▶ [Material supplied]:

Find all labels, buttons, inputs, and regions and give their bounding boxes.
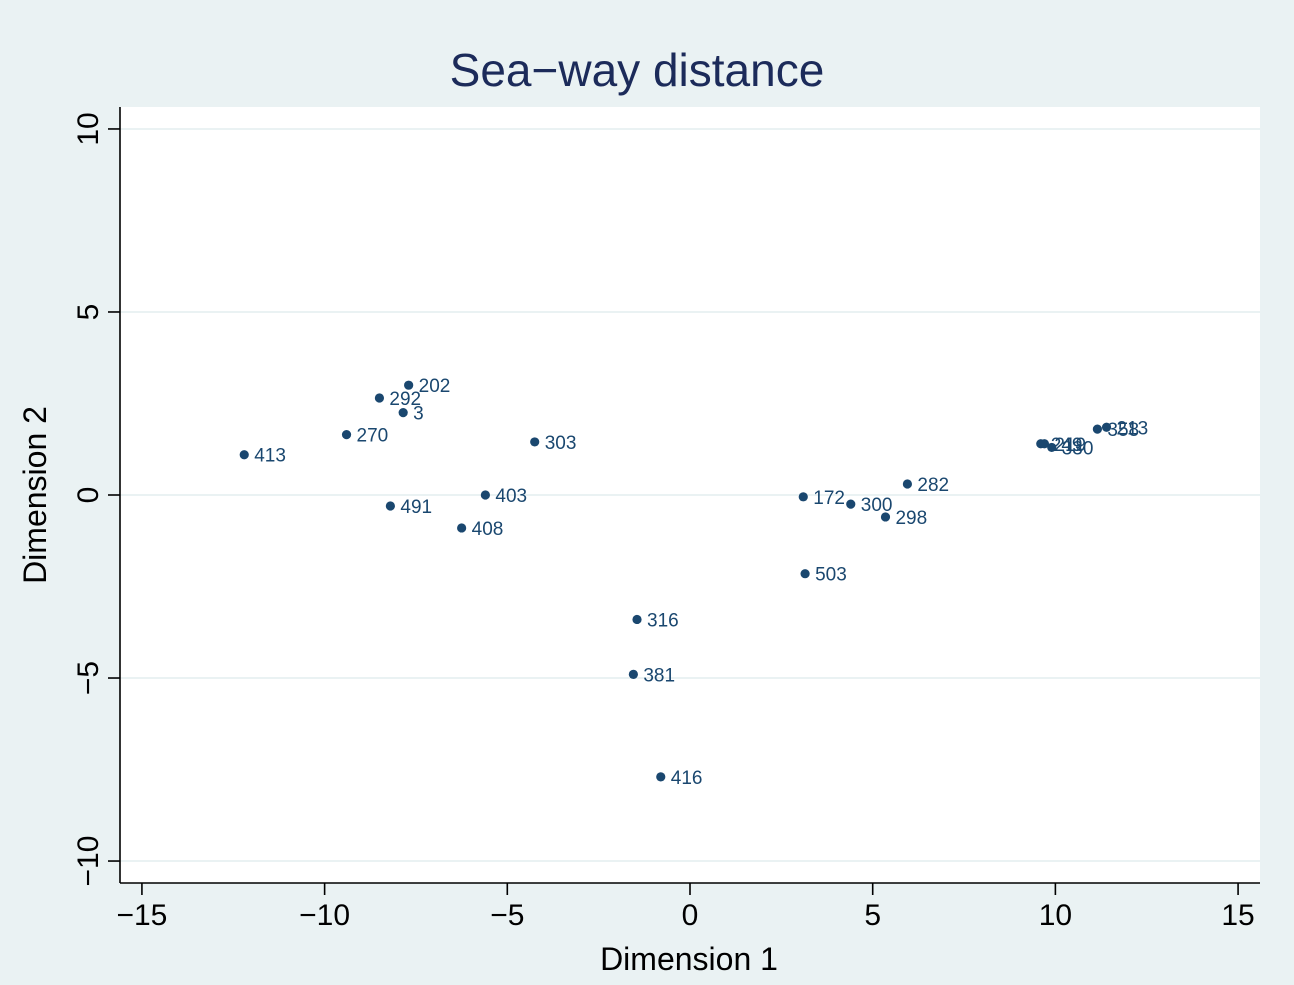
x-tick-label: 15 — [1221, 899, 1254, 932]
data-point-label: 491 — [400, 497, 432, 518]
x-axis-title: Dimension 1 — [600, 941, 778, 977]
x-tick-label: −15 — [116, 899, 167, 932]
y-tick-label: 10 — [72, 112, 105, 145]
data-point — [800, 569, 810, 579]
x-tick-label: 5 — [864, 899, 881, 932]
data-point-label: 172 — [813, 488, 845, 509]
y-tick-label: −5 — [72, 661, 105, 695]
data-point — [480, 490, 490, 500]
data-point-label: 3 — [413, 404, 424, 425]
data-point-label: 358 — [1107, 420, 1139, 441]
data-point — [798, 492, 808, 502]
y-tick-label: 0 — [72, 487, 105, 504]
data-point-label: 300 — [861, 495, 893, 516]
data-point-label: 282 — [917, 475, 949, 496]
y-tick-label: 5 — [72, 304, 105, 321]
data-point-label: 213 — [1117, 418, 1149, 439]
data-point — [1101, 422, 1112, 432]
data-point-label: 330 — [1062, 438, 1094, 459]
data-point — [374, 393, 385, 403]
data-point — [239, 450, 249, 460]
x-tick-label: 10 — [1039, 899, 1072, 932]
axes: −15 −10 −5 0 5 10 15 −10 −5 0 5 10 — [72, 107, 1260, 932]
x-tick-label: −10 — [299, 899, 350, 932]
data-point — [385, 501, 395, 511]
data-point — [846, 499, 856, 509]
data-point — [632, 614, 642, 625]
y-axis-title: Dimension 2 — [17, 406, 53, 584]
x-tick-label: −5 — [490, 899, 524, 932]
data-point — [404, 380, 414, 390]
data-point-label: 413 — [254, 446, 286, 467]
data-point — [1039, 439, 1050, 449]
data-point-label: 219 — [1054, 435, 1086, 456]
data-point — [341, 430, 352, 440]
data-point — [398, 408, 408, 418]
data-point-label: 316 — [647, 610, 679, 631]
data-point — [880, 512, 891, 522]
data-point — [902, 479, 913, 489]
data-point-label: 270 — [357, 426, 389, 447]
data-point — [628, 669, 638, 679]
data-point-label: 416 — [671, 768, 703, 789]
data-point — [457, 523, 467, 533]
data-point-label: 303 — [545, 433, 577, 454]
data-point-label: 298 — [895, 508, 927, 529]
data-point — [656, 772, 666, 782]
data-point-label: 403 — [495, 486, 527, 507]
data-point-label: 381 — [643, 665, 675, 686]
gridlines — [120, 127, 1260, 863]
data-point-label: 292 — [389, 389, 421, 410]
data-point — [1092, 424, 1103, 434]
data-point-label: 249 — [1051, 435, 1083, 456]
data-point — [530, 437, 540, 447]
data-point-label: 408 — [472, 519, 504, 540]
data-point — [1047, 442, 1057, 453]
x-tick-label: 0 — [682, 899, 699, 932]
y-tick-label: −10 — [72, 836, 105, 887]
data-point-label: 503 — [815, 565, 847, 586]
data-point-label: 202 — [419, 376, 451, 397]
chart-title: Sea−way distance — [450, 44, 825, 96]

▶ [Given problem]: Reproduce the listing above line for line, with no changes to any character, and omit the picture from your answer.

▶ [Reply]:
Find all labels, buttons, inputs, and regions and give their bounding boxes.
x-tick-label: 15 — [1221, 899, 1254, 932]
data-point-label: 491 — [400, 497, 432, 518]
x-axis-title: Dimension 1 — [600, 941, 778, 977]
x-tick-label: −15 — [116, 899, 167, 932]
y-tick-label: 10 — [72, 112, 105, 145]
data-point — [800, 569, 810, 579]
x-tick-label: 5 — [864, 899, 881, 932]
data-point-label: 172 — [813, 488, 845, 509]
y-tick-label: −5 — [72, 661, 105, 695]
data-point — [480, 490, 490, 500]
data-point-label: 3 — [413, 404, 424, 425]
data-point-label: 358 — [1107, 420, 1139, 441]
data-point — [798, 492, 808, 502]
y-tick-label: 0 — [72, 487, 105, 504]
data-point-label: 300 — [861, 495, 893, 516]
data-point-label: 282 — [917, 475, 949, 496]
y-tick-label: 5 — [72, 304, 105, 321]
data-point-label: 213 — [1117, 418, 1149, 439]
data-point — [1101, 422, 1112, 432]
data-point-label: 330 — [1062, 438, 1094, 459]
data-point — [374, 393, 385, 403]
data-point — [239, 450, 249, 460]
x-tick-label: 10 — [1039, 899, 1072, 932]
axes: −15 −10 −5 0 5 10 15 −10 −5 0 5 10 — [72, 107, 1260, 932]
x-tick-label: −10 — [299, 899, 350, 932]
data-point — [385, 501, 395, 511]
data-point — [846, 499, 856, 509]
data-point — [632, 614, 642, 625]
y-axis-title: Dimension 2 — [17, 406, 53, 584]
x-tick-label: −5 — [490, 899, 524, 932]
data-point — [404, 380, 414, 390]
data-point-label: 413 — [254, 446, 286, 467]
data-point — [1039, 439, 1050, 449]
data-point-label: 219 — [1054, 435, 1086, 456]
data-point — [341, 430, 352, 440]
data-point — [398, 408, 408, 418]
data-point-label: 316 — [647, 610, 679, 631]
data-point — [880, 512, 891, 522]
data-point — [902, 479, 913, 489]
data-point-label: 270 — [357, 426, 389, 447]
data-point — [628, 669, 638, 679]
data-point-label: 416 — [671, 768, 703, 789]
data-point — [457, 523, 467, 533]
data-point-label: 303 — [545, 433, 577, 454]
data-point-label: 298 — [895, 508, 927, 529]
data-point — [656, 772, 666, 782]
data-point-label: 403 — [495, 486, 527, 507]
data-point-label: 381 — [643, 665, 675, 686]
gridlines — [120, 127, 1260, 863]
data-point-label: 292 — [389, 389, 421, 410]
data-point — [1092, 424, 1103, 434]
data-point-label: 249 — [1051, 435, 1083, 456]
data-point — [530, 437, 540, 447]
data-point-label: 408 — [472, 519, 504, 540]
data-point — [1047, 442, 1057, 453]
x-tick-label: 0 — [682, 899, 699, 932]
y-tick-label: −10 — [72, 836, 105, 887]
data-point-label: 503 — [815, 565, 847, 586]
data-point-label: 202 — [419, 376, 451, 397]
chart-title: Sea−way distance — [450, 44, 825, 96]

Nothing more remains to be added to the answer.